= REQUIRED TASK =
Identify the lines that contain the word "Adiabat", then copy them.

= DATA SUPPLIED =
┄┄┄┄┄┄┄┄┄┄┄┄┄┄┄┄┄┄┄┄

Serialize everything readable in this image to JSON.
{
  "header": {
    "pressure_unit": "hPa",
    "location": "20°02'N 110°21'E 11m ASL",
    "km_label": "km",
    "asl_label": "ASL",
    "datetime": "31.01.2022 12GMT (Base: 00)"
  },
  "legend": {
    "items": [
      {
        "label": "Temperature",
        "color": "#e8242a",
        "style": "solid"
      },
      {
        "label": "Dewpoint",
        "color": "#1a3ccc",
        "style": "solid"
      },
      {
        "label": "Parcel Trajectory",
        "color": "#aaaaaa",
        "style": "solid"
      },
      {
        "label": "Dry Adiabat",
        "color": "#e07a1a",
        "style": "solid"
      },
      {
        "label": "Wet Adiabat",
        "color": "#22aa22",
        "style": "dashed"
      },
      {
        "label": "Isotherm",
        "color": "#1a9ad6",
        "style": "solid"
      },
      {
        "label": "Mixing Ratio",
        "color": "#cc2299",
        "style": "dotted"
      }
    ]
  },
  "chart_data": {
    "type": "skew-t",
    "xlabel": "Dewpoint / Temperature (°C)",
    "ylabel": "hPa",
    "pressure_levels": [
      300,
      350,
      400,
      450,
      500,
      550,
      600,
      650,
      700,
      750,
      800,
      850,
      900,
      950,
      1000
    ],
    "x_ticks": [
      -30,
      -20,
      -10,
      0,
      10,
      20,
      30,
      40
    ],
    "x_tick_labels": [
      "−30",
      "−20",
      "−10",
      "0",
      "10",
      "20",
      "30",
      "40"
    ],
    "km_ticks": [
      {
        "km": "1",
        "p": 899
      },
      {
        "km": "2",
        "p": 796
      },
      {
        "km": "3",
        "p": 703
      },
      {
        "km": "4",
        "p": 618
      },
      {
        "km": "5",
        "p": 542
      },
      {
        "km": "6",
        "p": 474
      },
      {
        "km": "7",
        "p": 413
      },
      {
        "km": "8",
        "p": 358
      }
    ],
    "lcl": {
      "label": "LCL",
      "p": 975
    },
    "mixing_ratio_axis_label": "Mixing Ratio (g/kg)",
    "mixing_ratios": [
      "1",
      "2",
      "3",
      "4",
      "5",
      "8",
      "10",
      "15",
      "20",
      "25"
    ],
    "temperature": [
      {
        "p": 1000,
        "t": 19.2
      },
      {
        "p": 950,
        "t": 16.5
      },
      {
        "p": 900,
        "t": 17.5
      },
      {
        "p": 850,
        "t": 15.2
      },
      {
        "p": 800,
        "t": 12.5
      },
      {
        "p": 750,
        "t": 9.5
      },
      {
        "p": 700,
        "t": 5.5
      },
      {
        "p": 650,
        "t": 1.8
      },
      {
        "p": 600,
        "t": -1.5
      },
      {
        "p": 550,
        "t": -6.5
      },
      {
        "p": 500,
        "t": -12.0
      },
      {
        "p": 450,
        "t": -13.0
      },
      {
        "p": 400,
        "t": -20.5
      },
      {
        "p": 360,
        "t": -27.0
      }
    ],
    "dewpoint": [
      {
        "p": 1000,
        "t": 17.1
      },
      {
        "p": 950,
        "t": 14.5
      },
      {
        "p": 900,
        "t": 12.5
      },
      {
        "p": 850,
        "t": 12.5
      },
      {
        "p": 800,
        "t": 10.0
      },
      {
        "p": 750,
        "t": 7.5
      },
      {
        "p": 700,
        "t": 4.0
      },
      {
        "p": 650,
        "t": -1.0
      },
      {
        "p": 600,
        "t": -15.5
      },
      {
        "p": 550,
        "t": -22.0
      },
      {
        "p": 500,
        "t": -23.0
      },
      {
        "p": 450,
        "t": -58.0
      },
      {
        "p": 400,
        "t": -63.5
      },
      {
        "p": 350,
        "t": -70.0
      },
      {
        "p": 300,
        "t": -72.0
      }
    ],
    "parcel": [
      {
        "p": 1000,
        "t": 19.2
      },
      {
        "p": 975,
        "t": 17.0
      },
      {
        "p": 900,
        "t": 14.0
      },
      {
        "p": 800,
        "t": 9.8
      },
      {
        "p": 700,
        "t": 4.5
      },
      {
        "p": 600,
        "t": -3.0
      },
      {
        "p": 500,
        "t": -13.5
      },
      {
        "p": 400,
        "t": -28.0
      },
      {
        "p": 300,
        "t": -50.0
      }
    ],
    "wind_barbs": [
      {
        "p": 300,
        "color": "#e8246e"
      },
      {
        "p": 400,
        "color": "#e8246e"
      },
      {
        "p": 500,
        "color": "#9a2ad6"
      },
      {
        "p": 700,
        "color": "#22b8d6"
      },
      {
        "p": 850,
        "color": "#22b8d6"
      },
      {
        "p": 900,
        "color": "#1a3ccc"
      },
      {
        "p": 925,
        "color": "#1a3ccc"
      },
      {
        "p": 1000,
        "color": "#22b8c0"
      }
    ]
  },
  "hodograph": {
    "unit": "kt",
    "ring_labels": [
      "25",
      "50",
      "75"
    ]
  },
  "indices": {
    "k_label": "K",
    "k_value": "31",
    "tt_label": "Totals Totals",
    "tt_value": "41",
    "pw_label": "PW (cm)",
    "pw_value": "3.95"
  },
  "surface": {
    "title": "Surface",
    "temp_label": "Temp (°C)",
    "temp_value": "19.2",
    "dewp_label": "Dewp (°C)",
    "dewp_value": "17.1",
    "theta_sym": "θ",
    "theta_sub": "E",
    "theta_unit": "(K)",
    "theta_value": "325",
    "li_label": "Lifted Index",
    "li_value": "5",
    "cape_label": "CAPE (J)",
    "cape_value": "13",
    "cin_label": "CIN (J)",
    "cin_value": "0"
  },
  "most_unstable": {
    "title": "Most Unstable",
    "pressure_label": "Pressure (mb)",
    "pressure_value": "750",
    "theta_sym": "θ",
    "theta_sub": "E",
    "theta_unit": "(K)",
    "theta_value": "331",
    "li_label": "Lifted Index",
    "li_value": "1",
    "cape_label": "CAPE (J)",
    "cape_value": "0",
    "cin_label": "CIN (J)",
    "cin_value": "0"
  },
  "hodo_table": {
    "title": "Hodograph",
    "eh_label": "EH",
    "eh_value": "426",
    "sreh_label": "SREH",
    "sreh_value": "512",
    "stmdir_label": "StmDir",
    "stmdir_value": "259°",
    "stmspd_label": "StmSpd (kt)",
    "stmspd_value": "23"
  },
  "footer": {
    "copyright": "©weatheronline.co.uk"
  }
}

┄┄┄┄┄┄┄┄┄┄┄┄┄┄┄┄┄┄┄┄

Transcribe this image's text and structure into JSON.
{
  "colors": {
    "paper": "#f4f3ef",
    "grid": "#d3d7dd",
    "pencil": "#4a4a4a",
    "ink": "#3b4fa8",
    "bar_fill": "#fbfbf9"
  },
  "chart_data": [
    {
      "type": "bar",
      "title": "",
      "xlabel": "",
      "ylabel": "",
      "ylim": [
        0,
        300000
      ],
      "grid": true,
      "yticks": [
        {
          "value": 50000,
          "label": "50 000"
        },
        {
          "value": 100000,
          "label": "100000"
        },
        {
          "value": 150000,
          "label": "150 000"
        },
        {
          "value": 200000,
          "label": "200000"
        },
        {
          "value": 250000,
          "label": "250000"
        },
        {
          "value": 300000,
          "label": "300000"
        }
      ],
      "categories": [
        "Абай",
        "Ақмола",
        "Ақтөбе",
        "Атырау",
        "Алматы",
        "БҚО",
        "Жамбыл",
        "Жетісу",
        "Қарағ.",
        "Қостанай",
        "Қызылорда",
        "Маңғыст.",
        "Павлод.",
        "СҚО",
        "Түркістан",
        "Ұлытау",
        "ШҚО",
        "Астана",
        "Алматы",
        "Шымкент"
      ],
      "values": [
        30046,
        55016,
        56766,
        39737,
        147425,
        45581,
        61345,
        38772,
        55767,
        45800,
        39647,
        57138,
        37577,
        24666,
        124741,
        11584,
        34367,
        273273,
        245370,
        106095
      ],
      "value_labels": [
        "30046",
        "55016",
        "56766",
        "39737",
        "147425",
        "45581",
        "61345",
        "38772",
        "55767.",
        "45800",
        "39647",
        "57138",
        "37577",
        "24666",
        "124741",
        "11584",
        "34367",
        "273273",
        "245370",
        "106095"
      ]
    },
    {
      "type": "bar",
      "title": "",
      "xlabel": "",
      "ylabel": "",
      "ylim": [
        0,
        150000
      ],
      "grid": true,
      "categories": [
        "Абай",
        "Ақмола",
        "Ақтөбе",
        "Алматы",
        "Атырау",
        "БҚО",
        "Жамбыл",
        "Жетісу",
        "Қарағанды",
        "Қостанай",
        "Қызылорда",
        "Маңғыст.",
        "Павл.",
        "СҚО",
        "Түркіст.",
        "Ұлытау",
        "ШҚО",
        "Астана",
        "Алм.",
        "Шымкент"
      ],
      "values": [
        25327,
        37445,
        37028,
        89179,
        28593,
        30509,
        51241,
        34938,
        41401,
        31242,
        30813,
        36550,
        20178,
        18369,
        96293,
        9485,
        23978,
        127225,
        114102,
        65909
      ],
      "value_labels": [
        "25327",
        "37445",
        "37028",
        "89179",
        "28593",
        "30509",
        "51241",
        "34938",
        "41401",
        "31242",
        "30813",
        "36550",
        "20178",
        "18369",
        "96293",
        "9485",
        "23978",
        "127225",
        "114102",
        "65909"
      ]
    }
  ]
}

┄┄┄┄┄┄┄┄┄┄┄┄┄┄┄┄┄┄┄┄

= OUTPUT BELOW =
        "label": "Dry Adiabat",
        "label": "Wet Adiabat",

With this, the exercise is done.